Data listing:
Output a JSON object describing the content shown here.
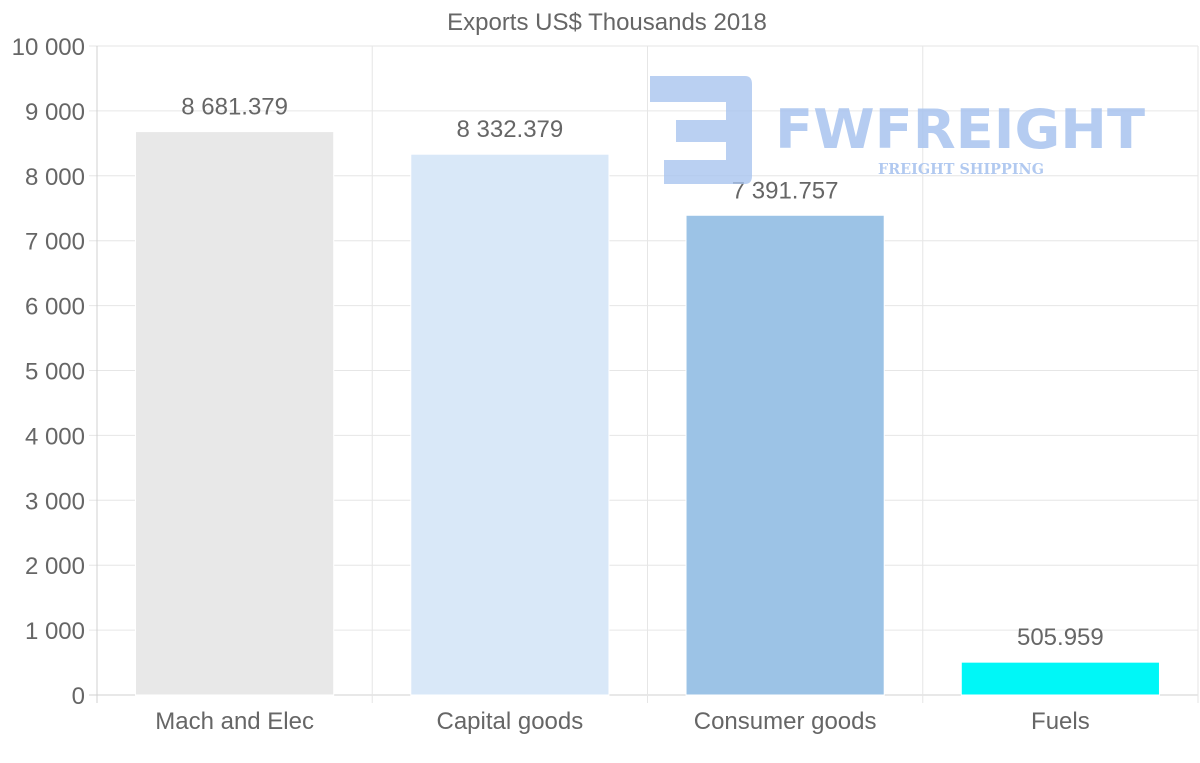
{
  "chart_data": {
    "type": "bar",
    "title": "Exports US$ Thousands 2018",
    "xlabel": "",
    "ylabel": "",
    "ylim": [
      0,
      10000
    ],
    "yticks": [
      0,
      1000,
      2000,
      3000,
      4000,
      5000,
      6000,
      7000,
      8000,
      9000,
      10000
    ],
    "ytick_labels": [
      "0",
      "1 000",
      "2 000",
      "3 000",
      "4 000",
      "5 000",
      "6 000",
      "7 000",
      "8 000",
      "9 000",
      "10 000"
    ],
    "categories": [
      "Mach and Elec",
      "Capital goods",
      "Consumer goods",
      "Fuels"
    ],
    "values": [
      8681.379,
      8332.379,
      7391.757,
      505.959
    ],
    "value_labels": [
      "8 681.379",
      "8 332.379",
      "7 391.757",
      "505.959"
    ],
    "bar_colors": [
      "#e8e8e8",
      "#d9e8f8",
      "#9cc3e6",
      "#00f7f7"
    ],
    "grid": true
  },
  "watermark": {
    "brand": "FWFREIGHT",
    "tagline": "FREIGHT SHIPPING",
    "color": "#a9c4ef"
  }
}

■ **To do**
Set down the material above as is, without any pictures.

■ **Finished task**
Output a JSON object describing the content shown here.
{
  "chart_data": {
    "type": "bar",
    "title": "Exports US$ Thousands 2018",
    "xlabel": "",
    "ylabel": "",
    "ylim": [
      0,
      10000
    ],
    "yticks": [
      0,
      1000,
      2000,
      3000,
      4000,
      5000,
      6000,
      7000,
      8000,
      9000,
      10000
    ],
    "ytick_labels": [
      "0",
      "1 000",
      "2 000",
      "3 000",
      "4 000",
      "5 000",
      "6 000",
      "7 000",
      "8 000",
      "9 000",
      "10 000"
    ],
    "categories": [
      "Mach and Elec",
      "Capital goods",
      "Consumer goods",
      "Fuels"
    ],
    "values": [
      8681.379,
      8332.379,
      7391.757,
      505.959
    ],
    "value_labels": [
      "8 681.379",
      "8 332.379",
      "7 391.757",
      "505.959"
    ],
    "bar_colors": [
      "#e8e8e8",
      "#d9e8f8",
      "#9cc3e6",
      "#00f7f7"
    ],
    "grid": true
  },
  "watermark": {
    "brand": "FWFREIGHT",
    "tagline": "FREIGHT SHIPPING",
    "color": "#a9c4ef"
  }
}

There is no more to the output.